* _Instruction_: Copy out the lines that have "ylabel" in them.

Records from a dataset:

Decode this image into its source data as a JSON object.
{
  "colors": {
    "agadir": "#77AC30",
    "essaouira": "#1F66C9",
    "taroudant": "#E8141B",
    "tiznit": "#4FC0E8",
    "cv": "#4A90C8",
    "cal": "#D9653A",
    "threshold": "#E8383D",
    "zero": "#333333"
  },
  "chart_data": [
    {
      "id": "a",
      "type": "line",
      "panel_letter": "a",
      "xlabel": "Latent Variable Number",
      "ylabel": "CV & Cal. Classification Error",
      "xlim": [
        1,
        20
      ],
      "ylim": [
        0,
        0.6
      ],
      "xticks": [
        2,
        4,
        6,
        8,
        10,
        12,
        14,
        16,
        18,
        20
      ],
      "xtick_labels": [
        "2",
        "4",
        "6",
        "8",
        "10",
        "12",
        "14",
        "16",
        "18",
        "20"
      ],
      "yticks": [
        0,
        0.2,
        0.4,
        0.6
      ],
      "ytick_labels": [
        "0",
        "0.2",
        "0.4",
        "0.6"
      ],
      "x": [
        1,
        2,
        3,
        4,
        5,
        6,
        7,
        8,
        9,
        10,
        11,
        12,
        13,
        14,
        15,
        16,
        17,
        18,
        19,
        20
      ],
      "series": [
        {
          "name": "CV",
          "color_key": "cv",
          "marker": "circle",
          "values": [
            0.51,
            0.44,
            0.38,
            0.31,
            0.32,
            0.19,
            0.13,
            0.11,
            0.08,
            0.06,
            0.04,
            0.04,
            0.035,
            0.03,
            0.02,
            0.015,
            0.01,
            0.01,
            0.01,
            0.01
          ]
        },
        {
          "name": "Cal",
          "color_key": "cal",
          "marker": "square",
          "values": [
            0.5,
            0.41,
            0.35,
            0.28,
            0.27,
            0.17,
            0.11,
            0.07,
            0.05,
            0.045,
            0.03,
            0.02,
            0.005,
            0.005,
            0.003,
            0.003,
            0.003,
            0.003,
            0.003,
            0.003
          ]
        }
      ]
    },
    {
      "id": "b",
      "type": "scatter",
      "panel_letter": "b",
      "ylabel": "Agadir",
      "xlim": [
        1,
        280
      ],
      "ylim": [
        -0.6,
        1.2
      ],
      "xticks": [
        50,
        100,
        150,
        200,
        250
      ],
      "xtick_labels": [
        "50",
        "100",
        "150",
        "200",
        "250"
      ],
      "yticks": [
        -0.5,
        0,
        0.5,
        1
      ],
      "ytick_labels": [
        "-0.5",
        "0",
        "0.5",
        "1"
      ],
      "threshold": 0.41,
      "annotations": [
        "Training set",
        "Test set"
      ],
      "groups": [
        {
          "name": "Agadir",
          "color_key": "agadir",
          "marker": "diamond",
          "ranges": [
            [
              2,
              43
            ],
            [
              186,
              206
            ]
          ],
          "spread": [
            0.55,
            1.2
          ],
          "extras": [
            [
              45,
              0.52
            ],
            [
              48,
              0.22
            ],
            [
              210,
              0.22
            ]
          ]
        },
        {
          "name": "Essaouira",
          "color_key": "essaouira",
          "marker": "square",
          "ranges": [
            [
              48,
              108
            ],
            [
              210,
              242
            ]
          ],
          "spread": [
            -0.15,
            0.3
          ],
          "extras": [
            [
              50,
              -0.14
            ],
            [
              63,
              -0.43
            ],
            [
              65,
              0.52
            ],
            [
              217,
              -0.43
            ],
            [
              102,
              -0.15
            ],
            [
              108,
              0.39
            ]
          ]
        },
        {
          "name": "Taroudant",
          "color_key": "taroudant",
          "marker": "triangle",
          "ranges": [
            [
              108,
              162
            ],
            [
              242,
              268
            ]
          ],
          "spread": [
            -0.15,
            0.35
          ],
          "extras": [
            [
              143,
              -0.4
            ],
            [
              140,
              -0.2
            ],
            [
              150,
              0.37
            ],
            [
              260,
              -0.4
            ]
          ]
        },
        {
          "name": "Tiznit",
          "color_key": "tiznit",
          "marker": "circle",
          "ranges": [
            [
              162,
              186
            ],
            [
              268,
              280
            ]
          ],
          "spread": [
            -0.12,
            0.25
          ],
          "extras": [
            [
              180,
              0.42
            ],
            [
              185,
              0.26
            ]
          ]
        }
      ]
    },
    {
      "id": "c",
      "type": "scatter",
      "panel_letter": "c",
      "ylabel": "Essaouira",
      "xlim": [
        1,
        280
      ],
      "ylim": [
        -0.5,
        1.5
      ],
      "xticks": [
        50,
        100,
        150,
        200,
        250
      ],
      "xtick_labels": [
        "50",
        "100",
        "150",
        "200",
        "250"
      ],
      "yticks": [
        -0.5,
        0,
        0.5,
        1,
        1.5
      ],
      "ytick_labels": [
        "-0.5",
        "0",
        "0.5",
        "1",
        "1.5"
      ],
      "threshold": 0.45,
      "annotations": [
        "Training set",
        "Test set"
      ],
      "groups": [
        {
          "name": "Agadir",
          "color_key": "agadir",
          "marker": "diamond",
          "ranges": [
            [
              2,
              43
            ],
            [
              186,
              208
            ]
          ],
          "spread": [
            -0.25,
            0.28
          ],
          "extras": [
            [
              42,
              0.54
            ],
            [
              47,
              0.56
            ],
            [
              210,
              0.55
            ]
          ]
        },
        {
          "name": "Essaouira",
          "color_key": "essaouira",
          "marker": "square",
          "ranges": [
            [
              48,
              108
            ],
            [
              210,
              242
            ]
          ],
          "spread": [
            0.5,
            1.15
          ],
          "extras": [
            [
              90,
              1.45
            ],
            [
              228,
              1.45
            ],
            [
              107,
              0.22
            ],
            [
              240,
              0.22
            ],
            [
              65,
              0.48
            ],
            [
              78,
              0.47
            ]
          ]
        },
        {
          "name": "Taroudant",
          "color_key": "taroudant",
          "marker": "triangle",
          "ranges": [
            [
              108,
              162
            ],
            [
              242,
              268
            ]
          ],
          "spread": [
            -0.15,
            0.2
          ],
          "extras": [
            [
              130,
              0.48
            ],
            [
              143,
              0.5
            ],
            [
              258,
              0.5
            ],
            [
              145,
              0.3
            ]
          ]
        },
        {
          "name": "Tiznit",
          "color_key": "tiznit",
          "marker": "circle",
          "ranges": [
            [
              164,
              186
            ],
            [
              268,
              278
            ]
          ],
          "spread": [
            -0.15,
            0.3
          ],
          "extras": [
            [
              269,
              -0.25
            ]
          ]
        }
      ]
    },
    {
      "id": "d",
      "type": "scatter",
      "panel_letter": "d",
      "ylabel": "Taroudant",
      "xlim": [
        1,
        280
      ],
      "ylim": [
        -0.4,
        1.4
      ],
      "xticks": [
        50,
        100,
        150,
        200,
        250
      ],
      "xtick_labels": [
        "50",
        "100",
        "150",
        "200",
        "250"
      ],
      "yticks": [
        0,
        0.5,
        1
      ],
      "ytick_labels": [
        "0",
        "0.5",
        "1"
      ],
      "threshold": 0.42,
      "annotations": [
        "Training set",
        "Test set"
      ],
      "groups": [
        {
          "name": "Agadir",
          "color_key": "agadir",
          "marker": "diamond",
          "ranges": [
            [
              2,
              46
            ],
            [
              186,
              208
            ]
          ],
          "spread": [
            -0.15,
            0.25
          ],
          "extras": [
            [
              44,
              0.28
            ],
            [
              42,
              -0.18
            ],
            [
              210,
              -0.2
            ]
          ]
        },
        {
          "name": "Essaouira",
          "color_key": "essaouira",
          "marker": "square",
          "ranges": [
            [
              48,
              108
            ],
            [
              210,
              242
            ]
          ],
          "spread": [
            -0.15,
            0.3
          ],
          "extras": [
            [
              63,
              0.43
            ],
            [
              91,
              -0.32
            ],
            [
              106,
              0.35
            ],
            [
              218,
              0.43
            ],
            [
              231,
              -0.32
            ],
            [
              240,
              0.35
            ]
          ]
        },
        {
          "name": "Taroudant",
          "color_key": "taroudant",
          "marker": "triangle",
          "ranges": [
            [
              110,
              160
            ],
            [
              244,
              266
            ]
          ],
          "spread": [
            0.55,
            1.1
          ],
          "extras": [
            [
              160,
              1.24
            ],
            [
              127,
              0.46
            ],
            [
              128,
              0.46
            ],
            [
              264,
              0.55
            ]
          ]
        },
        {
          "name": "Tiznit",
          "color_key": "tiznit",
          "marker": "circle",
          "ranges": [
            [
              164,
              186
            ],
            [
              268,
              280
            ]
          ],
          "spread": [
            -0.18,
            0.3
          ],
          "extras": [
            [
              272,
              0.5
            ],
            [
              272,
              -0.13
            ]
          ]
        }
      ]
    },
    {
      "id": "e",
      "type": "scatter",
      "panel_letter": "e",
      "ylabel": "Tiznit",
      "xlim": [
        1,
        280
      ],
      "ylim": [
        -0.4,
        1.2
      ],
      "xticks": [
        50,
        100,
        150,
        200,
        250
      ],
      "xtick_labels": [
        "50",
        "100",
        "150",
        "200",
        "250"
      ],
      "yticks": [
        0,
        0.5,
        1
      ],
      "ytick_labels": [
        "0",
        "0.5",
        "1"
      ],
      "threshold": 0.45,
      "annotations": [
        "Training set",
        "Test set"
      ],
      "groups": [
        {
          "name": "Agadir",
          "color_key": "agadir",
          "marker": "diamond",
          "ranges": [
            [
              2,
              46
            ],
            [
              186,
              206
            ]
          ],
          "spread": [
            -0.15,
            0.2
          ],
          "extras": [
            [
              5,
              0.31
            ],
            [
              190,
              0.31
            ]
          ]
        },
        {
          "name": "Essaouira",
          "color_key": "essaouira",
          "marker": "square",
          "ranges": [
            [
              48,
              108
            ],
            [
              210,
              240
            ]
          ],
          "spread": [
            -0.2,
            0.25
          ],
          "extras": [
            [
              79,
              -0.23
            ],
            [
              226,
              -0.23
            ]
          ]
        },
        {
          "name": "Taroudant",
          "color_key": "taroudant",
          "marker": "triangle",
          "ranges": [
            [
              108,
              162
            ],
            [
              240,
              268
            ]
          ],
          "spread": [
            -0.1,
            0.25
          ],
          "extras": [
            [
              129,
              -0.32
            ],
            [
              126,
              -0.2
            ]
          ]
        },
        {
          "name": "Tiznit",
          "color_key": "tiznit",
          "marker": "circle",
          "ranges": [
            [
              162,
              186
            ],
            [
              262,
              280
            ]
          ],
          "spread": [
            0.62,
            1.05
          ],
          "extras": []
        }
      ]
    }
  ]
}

* _Completed task_:
      "ylabel": "CV & Cal. Classification Error",
      "ylabel": "Agadir",
      "ylabel": "Essaouira",
      "ylabel": "Taroudant",
      "ylabel": "Tiznit",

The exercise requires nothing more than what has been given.